**What you should do:** Below are records to transcribe exactly, without their pictures.

**Data provided:**
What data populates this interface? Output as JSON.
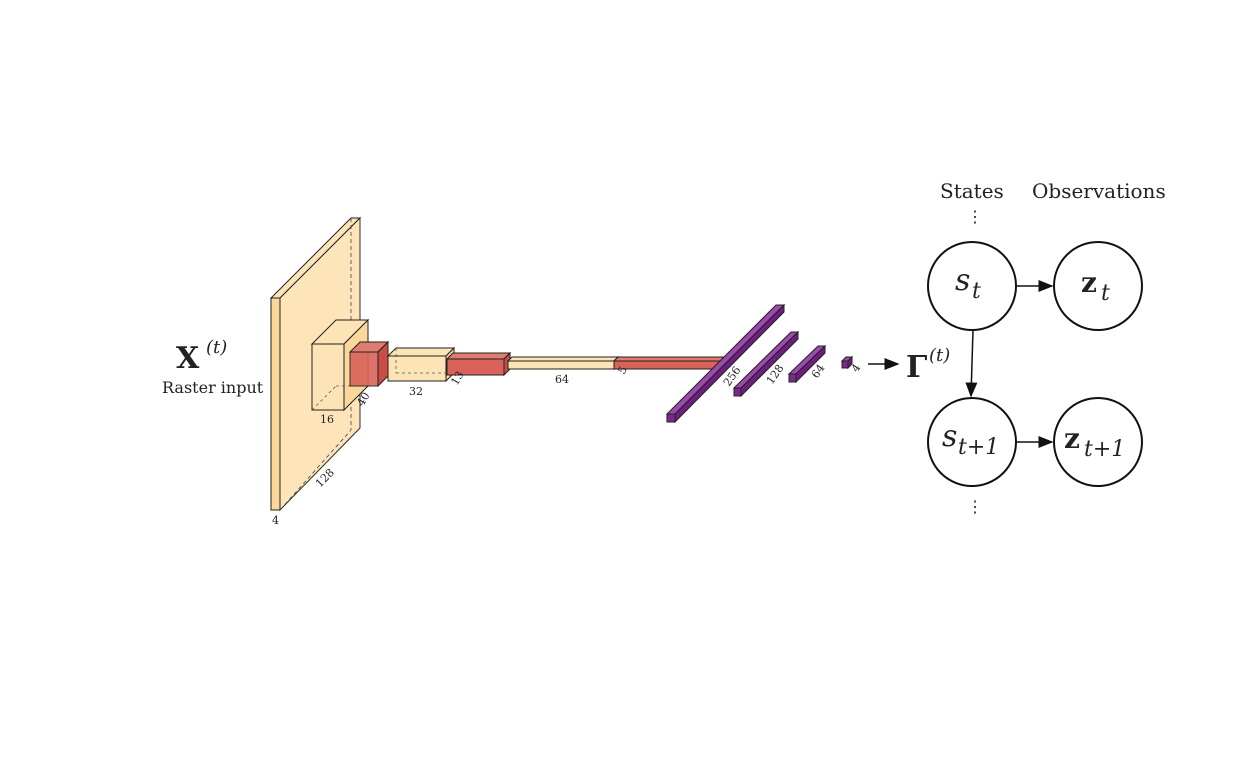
{
  "input": {
    "symbol": "X",
    "superscript": "(t)",
    "caption": "Raster input",
    "depth_label": "4",
    "width_label": "128"
  },
  "layers": {
    "conv1_label": "16",
    "conv1_side_label": "40",
    "conv2_label": "32",
    "conv2_side_label": "13",
    "conv3_label": "64",
    "conv3_side_label": "5",
    "fc1_label": "256",
    "fc2_label": "128",
    "fc3_label": "64",
    "out_label": "4"
  },
  "output": {
    "symbol": "Γ",
    "superscript": "(t)"
  },
  "graph": {
    "states_header": "States",
    "observations_header": "Observations",
    "dots_top": "⋮",
    "dots_bottom": "⋮",
    "state_t_base": "s",
    "state_t_sub": "t",
    "state_t1_base": "s",
    "state_t1_sub": "t+1",
    "obs_t_base": "z",
    "obs_t_sub": "t",
    "obs_t1_base": "z",
    "obs_t1_sub": "t+1"
  },
  "colors": {
    "cream": "#fde4b6",
    "cream_stroke": "#222222",
    "red": "#d9635a",
    "purple": "#7a2a8c"
  }
}
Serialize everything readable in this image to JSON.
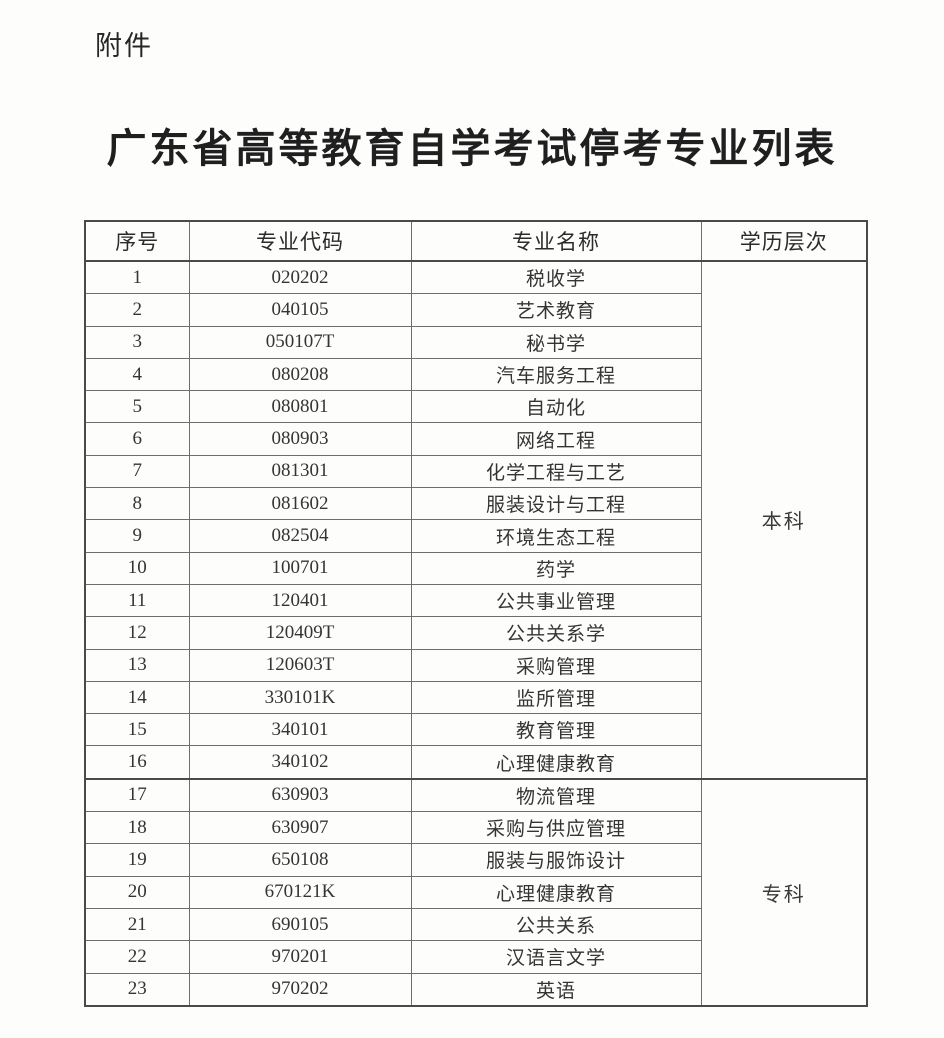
{
  "page": {
    "attachment_label": "附件",
    "title": "广东省高等教育自学考试停考专业列表"
  },
  "table": {
    "headers": [
      "序号",
      "专业代码",
      "专业名称",
      "学历层次"
    ],
    "rows": [
      {
        "no": "1",
        "code": "020202",
        "name": "税收学"
      },
      {
        "no": "2",
        "code": "040105",
        "name": "艺术教育"
      },
      {
        "no": "3",
        "code": "050107T",
        "name": "秘书学"
      },
      {
        "no": "4",
        "code": "080208",
        "name": "汽车服务工程"
      },
      {
        "no": "5",
        "code": "080801",
        "name": "自动化"
      },
      {
        "no": "6",
        "code": "080903",
        "name": "网络工程"
      },
      {
        "no": "7",
        "code": "081301",
        "name": "化学工程与工艺"
      },
      {
        "no": "8",
        "code": "081602",
        "name": "服装设计与工程"
      },
      {
        "no": "9",
        "code": "082504",
        "name": "环境生态工程"
      },
      {
        "no": "10",
        "code": "100701",
        "name": "药学"
      },
      {
        "no": "11",
        "code": "120401",
        "name": "公共事业管理"
      },
      {
        "no": "12",
        "code": "120409T",
        "name": "公共关系学"
      },
      {
        "no": "13",
        "code": "120603T",
        "name": "采购管理"
      },
      {
        "no": "14",
        "code": "330101K",
        "name": "监所管理"
      },
      {
        "no": "15",
        "code": "340101",
        "name": "教育管理"
      },
      {
        "no": "16",
        "code": "340102",
        "name": "心理健康教育"
      },
      {
        "no": "17",
        "code": "630903",
        "name": "物流管理"
      },
      {
        "no": "18",
        "code": "630907",
        "name": "采购与供应管理"
      },
      {
        "no": "19",
        "code": "650108",
        "name": "服装与服饰设计"
      },
      {
        "no": "20",
        "code": "670121K",
        "name": "心理健康教育"
      },
      {
        "no": "21",
        "code": "690105",
        "name": "公共关系"
      },
      {
        "no": "22",
        "code": "970201",
        "name": "汉语言文学"
      },
      {
        "no": "23",
        "code": "970202",
        "name": "英语"
      }
    ],
    "levels": [
      {
        "label": "本科",
        "start": 1,
        "span": 16
      },
      {
        "label": "专科",
        "start": 17,
        "span": 7
      }
    ]
  }
}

**Written solution:**
What data populates this interface? Output as JSON.
{
  "input": {
    "symbol": "X",
    "superscript": "(t)",
    "caption": "Raster input",
    "depth_label": "4",
    "width_label": "128"
  },
  "layers": {
    "conv1_label": "16",
    "conv1_side_label": "40",
    "conv2_label": "32",
    "conv2_side_label": "13",
    "conv3_label": "64",
    "conv3_side_label": "5",
    "fc1_label": "256",
    "fc2_label": "128",
    "fc3_label": "64",
    "out_label": "4"
  },
  "output": {
    "symbol": "Γ",
    "superscript": "(t)"
  },
  "graph": {
    "states_header": "States",
    "observations_header": "Observations",
    "dots_top": "⋮",
    "dots_bottom": "⋮",
    "state_t_base": "s",
    "state_t_sub": "t",
    "state_t1_base": "s",
    "state_t1_sub": "t+1",
    "obs_t_base": "z",
    "obs_t_sub": "t",
    "obs_t1_base": "z",
    "obs_t1_sub": "t+1"
  },
  "colors": {
    "cream": "#fde4b6",
    "cream_stroke": "#222222",
    "red": "#d9635a",
    "purple": "#7a2a8c"
  }
}
Serialize everything readable in this image to JSON.
{
  "page": {
    "attachment_label": "附件",
    "title": "广东省高等教育自学考试停考专业列表"
  },
  "table": {
    "headers": [
      "序号",
      "专业代码",
      "专业名称",
      "学历层次"
    ],
    "rows": [
      {
        "no": "1",
        "code": "020202",
        "name": "税收学"
      },
      {
        "no": "2",
        "code": "040105",
        "name": "艺术教育"
      },
      {
        "no": "3",
        "code": "050107T",
        "name": "秘书学"
      },
      {
        "no": "4",
        "code": "080208",
        "name": "汽车服务工程"
      },
      {
        "no": "5",
        "code": "080801",
        "name": "自动化"
      },
      {
        "no": "6",
        "code": "080903",
        "name": "网络工程"
      },
      {
        "no": "7",
        "code": "081301",
        "name": "化学工程与工艺"
      },
      {
        "no": "8",
        "code": "081602",
        "name": "服装设计与工程"
      },
      {
        "no": "9",
        "code": "082504",
        "name": "环境生态工程"
      },
      {
        "no": "10",
        "code": "100701",
        "name": "药学"
      },
      {
        "no": "11",
        "code": "120401",
        "name": "公共事业管理"
      },
      {
        "no": "12",
        "code": "120409T",
        "name": "公共关系学"
      },
      {
        "no": "13",
        "code": "120603T",
        "name": "采购管理"
      },
      {
        "no": "14",
        "code": "330101K",
        "name": "监所管理"
      },
      {
        "no": "15",
        "code": "340101",
        "name": "教育管理"
      },
      {
        "no": "16",
        "code": "340102",
        "name": "心理健康教育"
      },
      {
        "no": "17",
        "code": "630903",
        "name": "物流管理"
      },
      {
        "no": "18",
        "code": "630907",
        "name": "采购与供应管理"
      },
      {
        "no": "19",
        "code": "650108",
        "name": "服装与服饰设计"
      },
      {
        "no": "20",
        "code": "670121K",
        "name": "心理健康教育"
      },
      {
        "no": "21",
        "code": "690105",
        "name": "公共关系"
      },
      {
        "no": "22",
        "code": "970201",
        "name": "汉语言文学"
      },
      {
        "no": "23",
        "code": "970202",
        "name": "英语"
      }
    ],
    "levels": [
      {
        "label": "本科",
        "start": 1,
        "span": 16
      },
      {
        "label": "专科",
        "start": 17,
        "span": 7
      }
    ]
  }
}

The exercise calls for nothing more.